* Task objective:
Verbatim output of all the material below is required.

* Data rows:

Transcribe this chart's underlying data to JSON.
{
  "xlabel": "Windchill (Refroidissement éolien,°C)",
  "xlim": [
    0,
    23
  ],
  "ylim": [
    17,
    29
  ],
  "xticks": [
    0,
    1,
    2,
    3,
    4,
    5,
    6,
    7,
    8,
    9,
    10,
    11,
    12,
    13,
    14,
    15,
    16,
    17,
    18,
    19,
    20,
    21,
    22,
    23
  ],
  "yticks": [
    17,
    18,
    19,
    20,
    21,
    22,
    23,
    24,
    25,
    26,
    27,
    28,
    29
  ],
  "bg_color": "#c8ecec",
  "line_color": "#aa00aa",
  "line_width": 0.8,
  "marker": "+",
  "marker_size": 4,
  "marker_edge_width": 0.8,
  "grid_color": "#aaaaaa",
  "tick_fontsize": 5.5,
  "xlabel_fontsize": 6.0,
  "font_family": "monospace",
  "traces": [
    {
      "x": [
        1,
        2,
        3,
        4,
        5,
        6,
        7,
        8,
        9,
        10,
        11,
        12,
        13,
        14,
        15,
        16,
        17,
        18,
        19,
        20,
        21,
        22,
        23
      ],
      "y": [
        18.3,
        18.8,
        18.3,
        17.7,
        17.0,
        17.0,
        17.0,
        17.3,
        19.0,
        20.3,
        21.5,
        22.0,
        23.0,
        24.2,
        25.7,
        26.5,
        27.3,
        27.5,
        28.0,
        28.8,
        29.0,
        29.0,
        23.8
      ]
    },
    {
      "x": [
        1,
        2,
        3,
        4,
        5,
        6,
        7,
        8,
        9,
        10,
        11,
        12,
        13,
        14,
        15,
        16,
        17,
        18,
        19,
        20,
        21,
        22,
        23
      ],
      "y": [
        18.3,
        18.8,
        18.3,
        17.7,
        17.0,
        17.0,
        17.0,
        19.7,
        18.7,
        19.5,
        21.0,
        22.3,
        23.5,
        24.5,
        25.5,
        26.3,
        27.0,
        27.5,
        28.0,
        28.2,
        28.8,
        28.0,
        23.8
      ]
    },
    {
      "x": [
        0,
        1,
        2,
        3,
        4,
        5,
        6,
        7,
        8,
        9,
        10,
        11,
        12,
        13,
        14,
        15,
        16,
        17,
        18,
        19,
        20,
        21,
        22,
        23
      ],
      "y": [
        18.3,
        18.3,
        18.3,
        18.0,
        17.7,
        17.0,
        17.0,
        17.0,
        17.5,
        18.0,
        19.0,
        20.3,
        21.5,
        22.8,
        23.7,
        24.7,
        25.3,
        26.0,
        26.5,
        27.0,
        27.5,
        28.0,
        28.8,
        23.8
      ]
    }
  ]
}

* Full solution:
Transcribe this chart's underlying data to JSON.
{
  "xlabel": "Windchill (Refroidissement éolien,°C)",
  "xlim": [
    0,
    23
  ],
  "ylim": [
    17,
    29
  ],
  "xticks": [
    0,
    1,
    2,
    3,
    4,
    5,
    6,
    7,
    8,
    9,
    10,
    11,
    12,
    13,
    14,
    15,
    16,
    17,
    18,
    19,
    20,
    21,
    22,
    23
  ],
  "yticks": [
    17,
    18,
    19,
    20,
    21,
    22,
    23,
    24,
    25,
    26,
    27,
    28,
    29
  ],
  "bg_color": "#c8ecec",
  "line_color": "#aa00aa",
  "line_width": 0.8,
  "marker": "+",
  "marker_size": 4,
  "marker_edge_width": 0.8,
  "grid_color": "#aaaaaa",
  "tick_fontsize": 5.5,
  "xlabel_fontsize": 6.0,
  "font_family": "monospace",
  "traces": [
    {
      "x": [
        1,
        2,
        3,
        4,
        5,
        6,
        7,
        8,
        9,
        10,
        11,
        12,
        13,
        14,
        15,
        16,
        17,
        18,
        19,
        20,
        21,
        22,
        23
      ],
      "y": [
        18.3,
        18.8,
        18.3,
        17.7,
        17.0,
        17.0,
        17.0,
        17.3,
        19.0,
        20.3,
        21.5,
        22.0,
        23.0,
        24.2,
        25.7,
        26.5,
        27.3,
        27.5,
        28.0,
        28.8,
        29.0,
        29.0,
        23.8
      ]
    },
    {
      "x": [
        1,
        2,
        3,
        4,
        5,
        6,
        7,
        8,
        9,
        10,
        11,
        12,
        13,
        14,
        15,
        16,
        17,
        18,
        19,
        20,
        21,
        22,
        23
      ],
      "y": [
        18.3,
        18.8,
        18.3,
        17.7,
        17.0,
        17.0,
        17.0,
        19.7,
        18.7,
        19.5,
        21.0,
        22.3,
        23.5,
        24.5,
        25.5,
        26.3,
        27.0,
        27.5,
        28.0,
        28.2,
        28.8,
        28.0,
        23.8
      ]
    },
    {
      "x": [
        0,
        1,
        2,
        3,
        4,
        5,
        6,
        7,
        8,
        9,
        10,
        11,
        12,
        13,
        14,
        15,
        16,
        17,
        18,
        19,
        20,
        21,
        22,
        23
      ],
      "y": [
        18.3,
        18.3,
        18.3,
        18.0,
        17.7,
        17.0,
        17.0,
        17.0,
        17.5,
        18.0,
        19.0,
        20.3,
        21.5,
        22.8,
        23.7,
        24.7,
        25.3,
        26.0,
        26.5,
        27.0,
        27.5,
        28.0,
        28.8,
        23.8
      ]
    }
  ]
}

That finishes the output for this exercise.